AIM OF THE EXERCISE →
From the entries below, copy out every line with "will" in it.

━━━ DATA SUPPLIED ━━━

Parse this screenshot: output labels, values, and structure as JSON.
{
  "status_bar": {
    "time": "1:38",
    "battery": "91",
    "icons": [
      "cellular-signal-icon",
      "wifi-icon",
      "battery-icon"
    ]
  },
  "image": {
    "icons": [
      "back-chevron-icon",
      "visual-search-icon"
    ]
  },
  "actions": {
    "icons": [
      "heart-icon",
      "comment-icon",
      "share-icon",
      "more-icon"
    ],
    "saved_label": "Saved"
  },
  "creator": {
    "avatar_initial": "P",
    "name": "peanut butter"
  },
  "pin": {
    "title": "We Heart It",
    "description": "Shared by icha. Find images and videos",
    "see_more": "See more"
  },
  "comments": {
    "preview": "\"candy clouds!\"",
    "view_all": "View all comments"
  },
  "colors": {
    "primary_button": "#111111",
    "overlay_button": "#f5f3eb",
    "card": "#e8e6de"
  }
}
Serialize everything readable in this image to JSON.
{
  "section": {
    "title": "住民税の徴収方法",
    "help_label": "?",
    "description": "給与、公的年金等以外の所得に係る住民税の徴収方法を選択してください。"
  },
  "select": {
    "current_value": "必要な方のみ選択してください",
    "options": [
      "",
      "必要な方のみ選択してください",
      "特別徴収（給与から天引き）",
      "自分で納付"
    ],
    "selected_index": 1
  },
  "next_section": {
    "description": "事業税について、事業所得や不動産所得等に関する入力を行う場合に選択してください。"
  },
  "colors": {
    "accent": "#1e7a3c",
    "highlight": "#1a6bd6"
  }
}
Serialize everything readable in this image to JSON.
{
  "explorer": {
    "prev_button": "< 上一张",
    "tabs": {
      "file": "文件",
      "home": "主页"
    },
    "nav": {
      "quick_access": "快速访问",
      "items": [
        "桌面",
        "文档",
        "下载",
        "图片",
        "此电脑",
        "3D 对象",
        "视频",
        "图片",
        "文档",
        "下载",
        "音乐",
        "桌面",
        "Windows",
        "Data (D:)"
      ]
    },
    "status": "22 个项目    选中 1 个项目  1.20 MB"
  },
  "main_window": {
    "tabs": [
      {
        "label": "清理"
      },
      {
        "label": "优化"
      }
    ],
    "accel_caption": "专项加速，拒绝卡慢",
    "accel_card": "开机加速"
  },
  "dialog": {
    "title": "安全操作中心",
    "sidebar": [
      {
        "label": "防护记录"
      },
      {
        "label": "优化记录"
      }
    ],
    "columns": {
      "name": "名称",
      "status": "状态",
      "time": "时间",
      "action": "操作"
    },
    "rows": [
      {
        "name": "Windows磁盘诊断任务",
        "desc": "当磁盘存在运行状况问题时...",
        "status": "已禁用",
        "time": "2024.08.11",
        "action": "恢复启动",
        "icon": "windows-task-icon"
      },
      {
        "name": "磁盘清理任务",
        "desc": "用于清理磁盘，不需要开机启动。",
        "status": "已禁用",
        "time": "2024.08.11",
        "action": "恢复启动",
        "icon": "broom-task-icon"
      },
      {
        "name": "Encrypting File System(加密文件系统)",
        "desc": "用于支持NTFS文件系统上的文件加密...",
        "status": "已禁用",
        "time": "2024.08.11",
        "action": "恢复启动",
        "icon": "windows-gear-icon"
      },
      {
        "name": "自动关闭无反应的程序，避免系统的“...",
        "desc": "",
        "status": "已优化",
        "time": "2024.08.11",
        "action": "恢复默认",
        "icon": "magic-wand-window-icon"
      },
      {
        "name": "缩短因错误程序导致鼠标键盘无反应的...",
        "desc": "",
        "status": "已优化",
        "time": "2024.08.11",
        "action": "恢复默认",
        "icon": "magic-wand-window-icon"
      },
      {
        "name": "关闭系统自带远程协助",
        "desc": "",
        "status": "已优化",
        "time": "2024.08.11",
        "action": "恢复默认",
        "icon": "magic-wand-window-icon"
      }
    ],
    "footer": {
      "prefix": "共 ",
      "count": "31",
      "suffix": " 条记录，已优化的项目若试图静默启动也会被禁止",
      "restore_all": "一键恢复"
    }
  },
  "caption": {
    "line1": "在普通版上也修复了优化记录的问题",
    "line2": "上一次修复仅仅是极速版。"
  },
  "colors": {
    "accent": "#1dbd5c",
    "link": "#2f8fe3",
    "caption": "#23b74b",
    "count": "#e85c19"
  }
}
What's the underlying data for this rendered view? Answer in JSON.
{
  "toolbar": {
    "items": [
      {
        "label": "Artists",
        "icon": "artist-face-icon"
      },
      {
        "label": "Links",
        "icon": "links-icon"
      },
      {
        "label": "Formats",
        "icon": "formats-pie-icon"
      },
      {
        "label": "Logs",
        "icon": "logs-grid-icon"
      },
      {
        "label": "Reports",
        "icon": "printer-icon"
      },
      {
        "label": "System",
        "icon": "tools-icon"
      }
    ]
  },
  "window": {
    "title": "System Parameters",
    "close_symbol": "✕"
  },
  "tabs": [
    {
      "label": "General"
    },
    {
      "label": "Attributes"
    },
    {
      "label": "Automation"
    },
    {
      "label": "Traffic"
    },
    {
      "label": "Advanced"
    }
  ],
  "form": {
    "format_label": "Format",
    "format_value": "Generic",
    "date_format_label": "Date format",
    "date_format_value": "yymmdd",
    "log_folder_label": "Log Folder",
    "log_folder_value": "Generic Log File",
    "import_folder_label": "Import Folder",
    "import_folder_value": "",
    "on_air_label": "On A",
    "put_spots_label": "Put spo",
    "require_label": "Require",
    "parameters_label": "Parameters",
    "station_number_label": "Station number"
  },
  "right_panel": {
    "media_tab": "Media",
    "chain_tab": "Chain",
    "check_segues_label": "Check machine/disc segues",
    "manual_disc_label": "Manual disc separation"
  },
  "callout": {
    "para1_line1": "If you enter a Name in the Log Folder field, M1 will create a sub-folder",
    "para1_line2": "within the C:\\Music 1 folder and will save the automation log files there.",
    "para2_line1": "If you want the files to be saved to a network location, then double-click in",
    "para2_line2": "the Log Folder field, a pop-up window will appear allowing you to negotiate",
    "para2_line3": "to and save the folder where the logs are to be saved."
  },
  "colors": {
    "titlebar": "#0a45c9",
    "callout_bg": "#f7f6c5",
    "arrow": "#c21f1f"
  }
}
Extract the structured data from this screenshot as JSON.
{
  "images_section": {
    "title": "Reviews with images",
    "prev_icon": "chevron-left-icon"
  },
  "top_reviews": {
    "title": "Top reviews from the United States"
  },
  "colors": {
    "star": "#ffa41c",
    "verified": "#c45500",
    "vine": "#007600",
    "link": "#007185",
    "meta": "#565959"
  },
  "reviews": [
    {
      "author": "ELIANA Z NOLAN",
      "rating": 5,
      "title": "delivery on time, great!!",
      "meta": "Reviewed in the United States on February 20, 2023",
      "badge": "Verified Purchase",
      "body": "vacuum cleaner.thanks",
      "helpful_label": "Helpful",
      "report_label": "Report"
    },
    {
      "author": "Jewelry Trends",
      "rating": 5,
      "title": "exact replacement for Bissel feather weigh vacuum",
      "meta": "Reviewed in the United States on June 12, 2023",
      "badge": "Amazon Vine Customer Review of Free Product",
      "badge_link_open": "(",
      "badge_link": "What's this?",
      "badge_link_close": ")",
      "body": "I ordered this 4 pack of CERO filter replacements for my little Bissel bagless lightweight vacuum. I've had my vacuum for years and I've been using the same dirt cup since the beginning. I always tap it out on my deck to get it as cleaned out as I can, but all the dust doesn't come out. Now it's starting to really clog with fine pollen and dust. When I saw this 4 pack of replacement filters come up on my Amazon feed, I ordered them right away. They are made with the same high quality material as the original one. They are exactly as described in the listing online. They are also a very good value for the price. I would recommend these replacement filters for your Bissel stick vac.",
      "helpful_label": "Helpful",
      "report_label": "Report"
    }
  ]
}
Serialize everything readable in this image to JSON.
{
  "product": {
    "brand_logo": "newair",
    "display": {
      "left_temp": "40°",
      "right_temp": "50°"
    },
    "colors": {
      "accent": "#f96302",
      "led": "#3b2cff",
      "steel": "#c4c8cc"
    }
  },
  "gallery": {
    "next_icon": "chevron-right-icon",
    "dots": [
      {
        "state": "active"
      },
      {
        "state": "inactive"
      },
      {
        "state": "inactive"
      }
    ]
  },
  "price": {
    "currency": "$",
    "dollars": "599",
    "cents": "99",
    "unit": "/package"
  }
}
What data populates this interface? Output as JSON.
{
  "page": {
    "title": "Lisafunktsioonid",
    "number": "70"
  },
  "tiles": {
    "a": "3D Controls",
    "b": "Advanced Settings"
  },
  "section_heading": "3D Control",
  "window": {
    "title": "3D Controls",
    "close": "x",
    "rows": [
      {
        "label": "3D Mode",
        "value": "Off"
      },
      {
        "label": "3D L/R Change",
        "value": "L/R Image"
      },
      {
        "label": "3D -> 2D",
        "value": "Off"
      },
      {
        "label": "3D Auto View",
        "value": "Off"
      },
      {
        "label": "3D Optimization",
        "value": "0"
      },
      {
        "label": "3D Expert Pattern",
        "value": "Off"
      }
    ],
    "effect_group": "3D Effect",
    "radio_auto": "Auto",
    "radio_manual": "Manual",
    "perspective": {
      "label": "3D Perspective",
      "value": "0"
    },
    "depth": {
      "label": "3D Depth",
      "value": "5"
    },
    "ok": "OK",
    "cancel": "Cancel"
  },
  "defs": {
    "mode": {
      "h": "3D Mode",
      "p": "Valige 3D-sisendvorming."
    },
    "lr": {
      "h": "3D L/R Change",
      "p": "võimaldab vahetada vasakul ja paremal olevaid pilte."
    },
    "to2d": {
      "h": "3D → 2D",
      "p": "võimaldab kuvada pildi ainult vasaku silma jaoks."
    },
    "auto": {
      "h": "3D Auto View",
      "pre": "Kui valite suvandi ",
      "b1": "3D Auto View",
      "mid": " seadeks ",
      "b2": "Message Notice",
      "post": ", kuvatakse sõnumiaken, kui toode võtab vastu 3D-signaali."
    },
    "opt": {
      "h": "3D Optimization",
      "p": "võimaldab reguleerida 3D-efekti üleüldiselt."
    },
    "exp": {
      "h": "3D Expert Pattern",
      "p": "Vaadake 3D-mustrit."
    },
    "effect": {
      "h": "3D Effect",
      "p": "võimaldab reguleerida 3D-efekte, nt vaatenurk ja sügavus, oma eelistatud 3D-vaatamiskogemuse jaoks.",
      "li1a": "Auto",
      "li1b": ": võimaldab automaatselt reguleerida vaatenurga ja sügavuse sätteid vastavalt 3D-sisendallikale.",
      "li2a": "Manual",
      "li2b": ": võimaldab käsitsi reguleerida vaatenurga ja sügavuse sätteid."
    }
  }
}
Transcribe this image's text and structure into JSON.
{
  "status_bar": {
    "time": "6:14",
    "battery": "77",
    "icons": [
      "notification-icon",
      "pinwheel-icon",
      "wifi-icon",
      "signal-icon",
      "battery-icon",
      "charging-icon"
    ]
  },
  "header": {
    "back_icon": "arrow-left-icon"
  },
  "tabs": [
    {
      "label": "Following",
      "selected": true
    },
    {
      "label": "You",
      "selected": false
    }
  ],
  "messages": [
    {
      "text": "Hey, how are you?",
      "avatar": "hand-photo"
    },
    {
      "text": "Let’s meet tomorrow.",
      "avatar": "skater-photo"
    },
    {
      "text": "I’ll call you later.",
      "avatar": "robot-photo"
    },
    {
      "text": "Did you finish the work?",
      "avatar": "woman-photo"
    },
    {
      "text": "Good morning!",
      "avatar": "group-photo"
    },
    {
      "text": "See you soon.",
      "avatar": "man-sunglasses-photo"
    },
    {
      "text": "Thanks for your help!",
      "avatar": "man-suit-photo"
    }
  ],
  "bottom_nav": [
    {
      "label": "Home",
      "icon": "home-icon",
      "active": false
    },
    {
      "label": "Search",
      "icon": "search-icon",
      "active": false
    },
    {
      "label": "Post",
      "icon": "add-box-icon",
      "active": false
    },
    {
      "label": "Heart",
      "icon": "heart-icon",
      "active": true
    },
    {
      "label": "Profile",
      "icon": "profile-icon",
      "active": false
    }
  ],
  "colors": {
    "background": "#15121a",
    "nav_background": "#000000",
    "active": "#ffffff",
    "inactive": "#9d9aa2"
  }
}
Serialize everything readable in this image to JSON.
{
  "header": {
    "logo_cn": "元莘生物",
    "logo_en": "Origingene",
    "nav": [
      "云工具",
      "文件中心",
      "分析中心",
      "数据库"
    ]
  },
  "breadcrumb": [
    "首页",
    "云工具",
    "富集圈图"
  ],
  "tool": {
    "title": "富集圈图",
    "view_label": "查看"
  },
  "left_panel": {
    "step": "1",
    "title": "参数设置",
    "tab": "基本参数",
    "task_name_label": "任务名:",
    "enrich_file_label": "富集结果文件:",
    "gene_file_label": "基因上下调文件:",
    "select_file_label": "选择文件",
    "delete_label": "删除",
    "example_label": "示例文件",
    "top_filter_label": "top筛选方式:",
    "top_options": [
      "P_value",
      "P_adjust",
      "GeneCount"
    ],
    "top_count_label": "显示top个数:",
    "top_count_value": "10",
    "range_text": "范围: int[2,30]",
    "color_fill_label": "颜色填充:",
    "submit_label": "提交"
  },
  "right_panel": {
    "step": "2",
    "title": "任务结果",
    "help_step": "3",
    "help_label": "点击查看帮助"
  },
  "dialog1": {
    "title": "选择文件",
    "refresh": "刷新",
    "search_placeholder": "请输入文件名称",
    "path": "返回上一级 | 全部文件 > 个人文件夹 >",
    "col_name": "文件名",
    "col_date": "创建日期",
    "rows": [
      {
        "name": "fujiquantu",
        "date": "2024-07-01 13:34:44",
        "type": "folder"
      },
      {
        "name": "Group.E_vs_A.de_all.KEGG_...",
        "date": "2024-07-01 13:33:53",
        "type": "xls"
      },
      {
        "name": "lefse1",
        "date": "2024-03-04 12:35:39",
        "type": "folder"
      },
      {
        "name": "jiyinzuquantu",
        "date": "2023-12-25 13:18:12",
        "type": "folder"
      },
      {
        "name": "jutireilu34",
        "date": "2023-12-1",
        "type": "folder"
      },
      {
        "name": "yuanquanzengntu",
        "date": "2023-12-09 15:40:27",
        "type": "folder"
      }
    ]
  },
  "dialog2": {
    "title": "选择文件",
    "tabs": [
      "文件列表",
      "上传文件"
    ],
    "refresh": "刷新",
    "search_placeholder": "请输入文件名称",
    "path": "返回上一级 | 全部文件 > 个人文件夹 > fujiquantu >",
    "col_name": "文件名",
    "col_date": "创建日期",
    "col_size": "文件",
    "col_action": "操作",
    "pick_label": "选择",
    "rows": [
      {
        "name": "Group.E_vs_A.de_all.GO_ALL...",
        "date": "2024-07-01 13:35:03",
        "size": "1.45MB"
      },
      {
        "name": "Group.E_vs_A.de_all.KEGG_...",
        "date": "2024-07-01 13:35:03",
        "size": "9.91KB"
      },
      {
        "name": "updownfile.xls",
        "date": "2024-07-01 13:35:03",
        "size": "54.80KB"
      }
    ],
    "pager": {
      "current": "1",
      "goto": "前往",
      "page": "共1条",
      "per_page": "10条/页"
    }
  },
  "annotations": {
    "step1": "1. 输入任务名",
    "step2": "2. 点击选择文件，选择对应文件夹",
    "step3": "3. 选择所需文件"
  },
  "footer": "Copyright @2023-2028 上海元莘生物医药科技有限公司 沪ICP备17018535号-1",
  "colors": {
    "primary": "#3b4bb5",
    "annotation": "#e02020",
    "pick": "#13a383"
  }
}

━━━

FULL OUTPUT →
    "para1_line1": "If you enter a Name in the Log Folder field, M1 will create a sub-folder",
    "para1_line2": "within the C:\\Music 1 folder and will save the automation log files there.",
    "para2_line2": "the Log Folder field, a pop-up window will appear allowing you to negotiate",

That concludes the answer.